— BRIEF —
Copy all lines holding the word "南堡开发区" from the entries.

____________

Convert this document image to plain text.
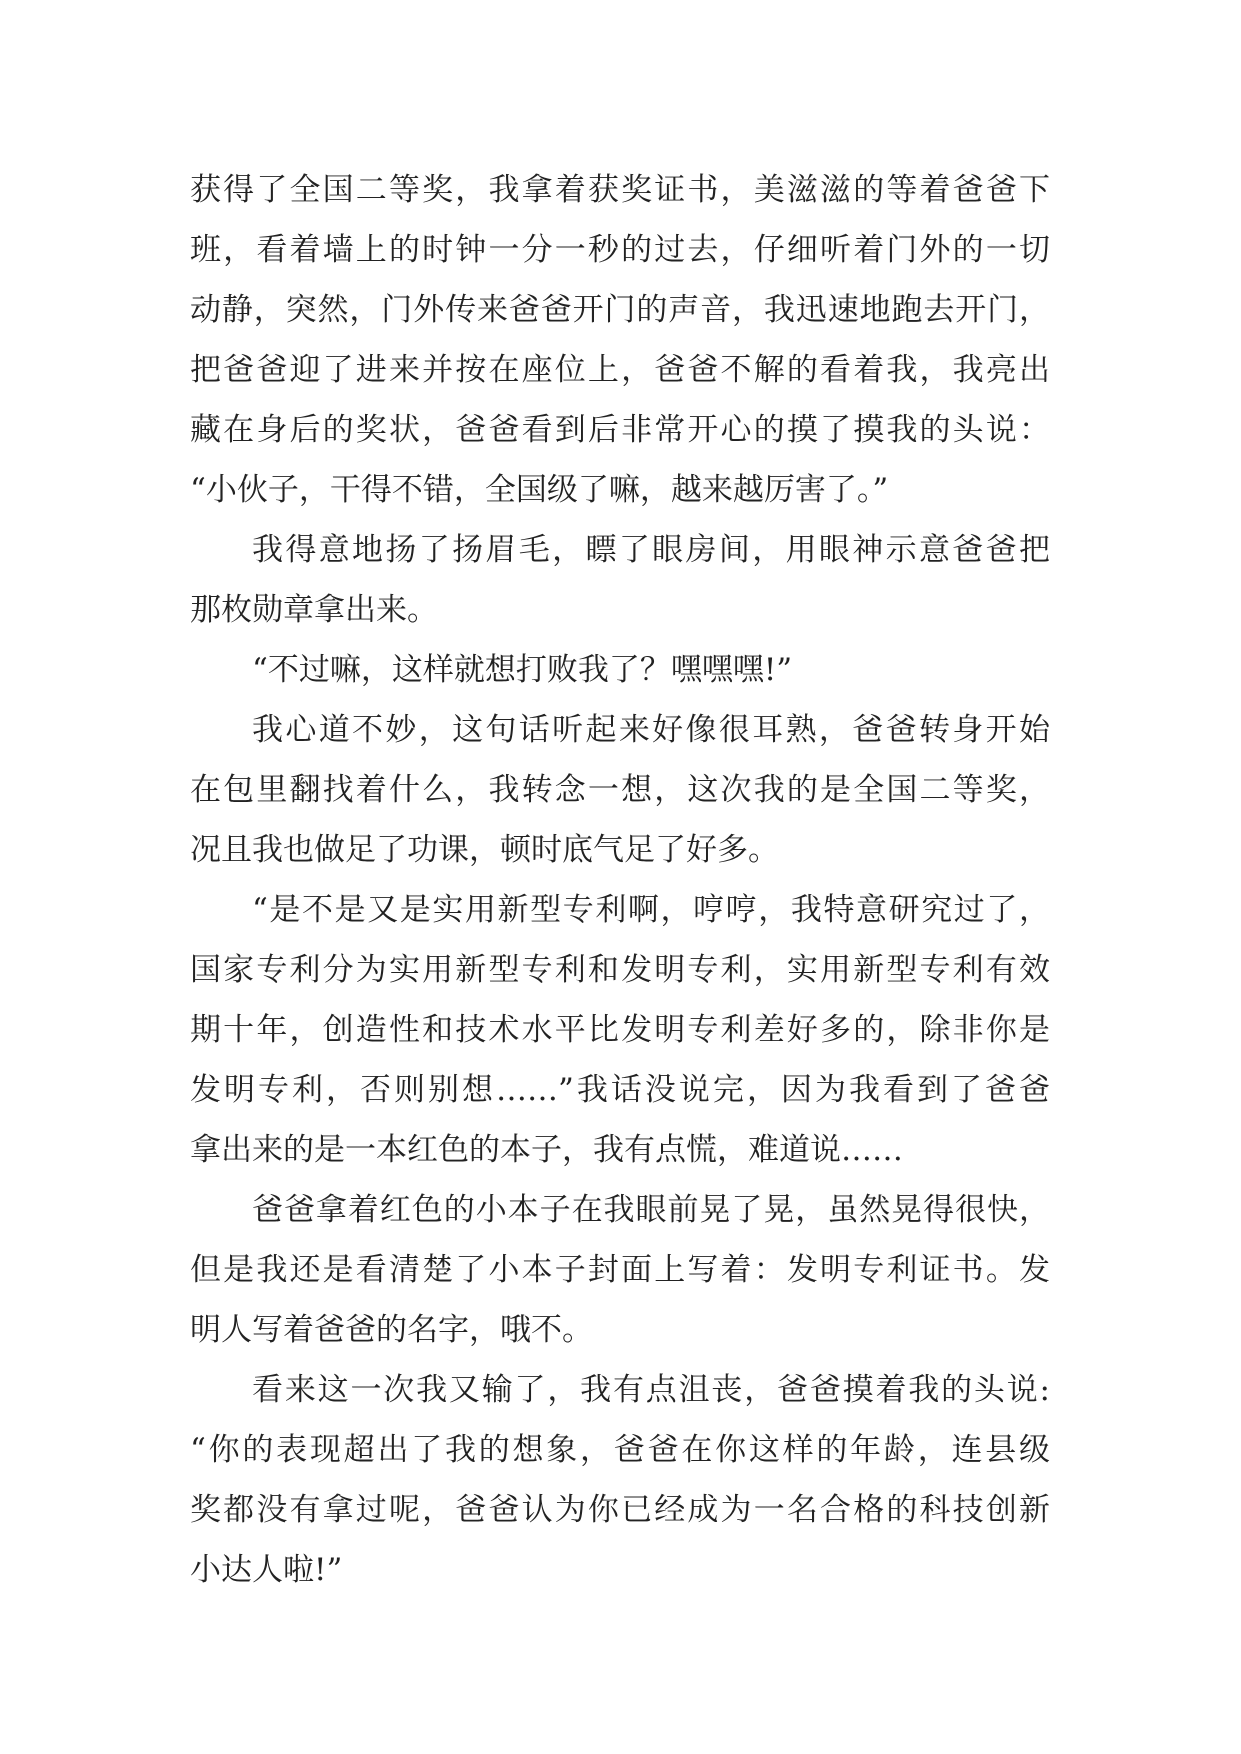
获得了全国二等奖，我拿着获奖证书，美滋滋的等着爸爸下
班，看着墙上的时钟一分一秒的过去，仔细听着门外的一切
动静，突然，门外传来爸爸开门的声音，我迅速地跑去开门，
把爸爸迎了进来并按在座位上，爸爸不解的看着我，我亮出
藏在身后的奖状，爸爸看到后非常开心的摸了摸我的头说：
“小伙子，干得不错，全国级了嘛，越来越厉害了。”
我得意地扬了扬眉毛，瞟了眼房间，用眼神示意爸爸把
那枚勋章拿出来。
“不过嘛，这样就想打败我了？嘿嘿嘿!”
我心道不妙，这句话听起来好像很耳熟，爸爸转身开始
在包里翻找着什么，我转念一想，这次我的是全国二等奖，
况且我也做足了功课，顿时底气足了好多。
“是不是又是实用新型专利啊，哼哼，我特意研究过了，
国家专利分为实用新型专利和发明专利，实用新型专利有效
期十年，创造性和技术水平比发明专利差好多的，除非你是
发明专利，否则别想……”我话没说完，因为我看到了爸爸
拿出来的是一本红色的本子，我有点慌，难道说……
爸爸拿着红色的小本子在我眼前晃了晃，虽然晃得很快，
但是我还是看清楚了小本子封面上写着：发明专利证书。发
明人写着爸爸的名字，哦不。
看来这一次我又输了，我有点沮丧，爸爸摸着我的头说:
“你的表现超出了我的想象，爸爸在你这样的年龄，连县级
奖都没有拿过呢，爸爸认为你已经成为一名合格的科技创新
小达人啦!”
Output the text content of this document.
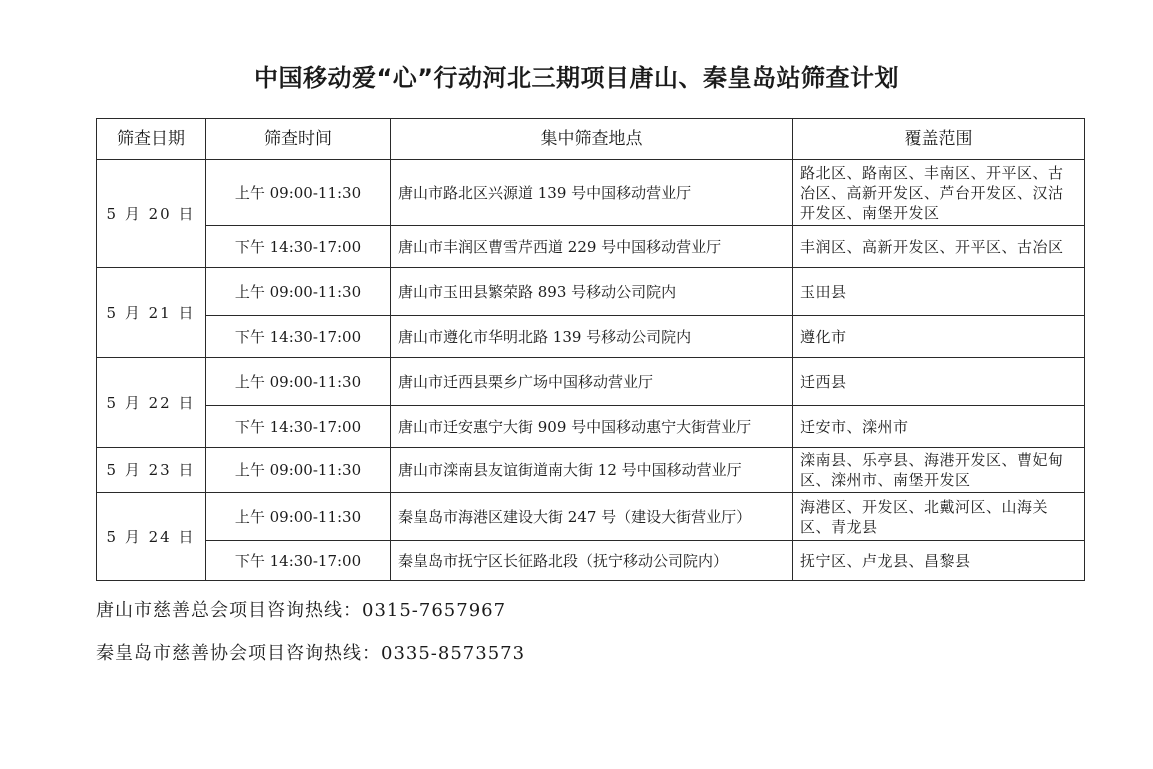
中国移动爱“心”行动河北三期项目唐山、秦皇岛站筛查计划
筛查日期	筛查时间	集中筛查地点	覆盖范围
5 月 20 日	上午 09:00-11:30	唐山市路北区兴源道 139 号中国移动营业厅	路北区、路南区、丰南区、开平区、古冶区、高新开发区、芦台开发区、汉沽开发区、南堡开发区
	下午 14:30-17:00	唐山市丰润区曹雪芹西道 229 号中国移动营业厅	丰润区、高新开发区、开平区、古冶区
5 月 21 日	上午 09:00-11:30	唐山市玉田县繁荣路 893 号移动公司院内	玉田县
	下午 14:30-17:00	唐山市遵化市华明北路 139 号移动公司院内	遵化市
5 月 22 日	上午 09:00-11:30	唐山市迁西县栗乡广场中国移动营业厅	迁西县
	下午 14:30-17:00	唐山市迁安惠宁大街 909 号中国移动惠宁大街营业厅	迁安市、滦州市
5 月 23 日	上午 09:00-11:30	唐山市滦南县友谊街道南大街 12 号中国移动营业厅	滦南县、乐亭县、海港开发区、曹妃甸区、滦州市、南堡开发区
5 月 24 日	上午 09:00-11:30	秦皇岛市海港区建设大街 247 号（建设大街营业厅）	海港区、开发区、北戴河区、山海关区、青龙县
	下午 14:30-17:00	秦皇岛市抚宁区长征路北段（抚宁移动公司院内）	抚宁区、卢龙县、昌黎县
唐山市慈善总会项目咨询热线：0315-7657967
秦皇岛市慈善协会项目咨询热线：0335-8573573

____________

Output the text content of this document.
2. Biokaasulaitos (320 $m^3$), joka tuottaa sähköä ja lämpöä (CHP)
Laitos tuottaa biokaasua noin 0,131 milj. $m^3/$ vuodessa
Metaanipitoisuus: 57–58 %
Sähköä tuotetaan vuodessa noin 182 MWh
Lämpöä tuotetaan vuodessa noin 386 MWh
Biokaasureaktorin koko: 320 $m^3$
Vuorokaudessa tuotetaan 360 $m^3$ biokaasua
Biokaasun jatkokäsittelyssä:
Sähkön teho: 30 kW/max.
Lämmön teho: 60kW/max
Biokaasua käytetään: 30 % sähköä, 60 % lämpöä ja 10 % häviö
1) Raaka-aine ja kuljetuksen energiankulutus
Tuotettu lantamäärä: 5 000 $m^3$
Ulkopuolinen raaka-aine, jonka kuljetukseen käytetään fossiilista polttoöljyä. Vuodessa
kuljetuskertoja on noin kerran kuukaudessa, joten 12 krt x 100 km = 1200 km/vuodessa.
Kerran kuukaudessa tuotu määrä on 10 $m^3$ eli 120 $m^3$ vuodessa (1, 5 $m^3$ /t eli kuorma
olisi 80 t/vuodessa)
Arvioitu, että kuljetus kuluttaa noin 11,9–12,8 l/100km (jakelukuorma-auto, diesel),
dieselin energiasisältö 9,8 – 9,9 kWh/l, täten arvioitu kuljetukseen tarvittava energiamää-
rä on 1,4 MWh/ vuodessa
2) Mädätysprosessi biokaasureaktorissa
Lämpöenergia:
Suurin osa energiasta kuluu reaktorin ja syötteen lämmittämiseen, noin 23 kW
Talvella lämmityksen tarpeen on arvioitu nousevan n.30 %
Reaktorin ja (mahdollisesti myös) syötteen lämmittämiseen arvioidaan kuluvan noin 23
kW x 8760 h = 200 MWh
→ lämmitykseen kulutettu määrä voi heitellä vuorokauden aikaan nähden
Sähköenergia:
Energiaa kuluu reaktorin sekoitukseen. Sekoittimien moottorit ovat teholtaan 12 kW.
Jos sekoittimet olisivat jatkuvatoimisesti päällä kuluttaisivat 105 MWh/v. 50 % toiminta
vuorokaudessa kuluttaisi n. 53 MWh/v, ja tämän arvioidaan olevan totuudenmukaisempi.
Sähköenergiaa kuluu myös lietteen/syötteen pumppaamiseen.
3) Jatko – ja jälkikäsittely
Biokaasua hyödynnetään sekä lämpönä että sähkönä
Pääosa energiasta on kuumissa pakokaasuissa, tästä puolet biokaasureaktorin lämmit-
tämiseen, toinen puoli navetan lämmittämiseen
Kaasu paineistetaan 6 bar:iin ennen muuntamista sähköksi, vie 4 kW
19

____________

— FULL RESPONSE —
5 月 20 日	上午 09:00-11:30	唐山市路北区兴源道 139 号中国移动营业厅	路北区、路南区、丰南区、开平区、古冶区、高新开发区、芦台开发区、汉沽开发区、南堡开发区
5 月 23 日	上午 09:00-11:30	唐山市滦南县友谊街道南大街 12 号中国移动营业厅	滦南县、乐亭县、海港开发区、曹妃甸区、滦州市、南堡开发区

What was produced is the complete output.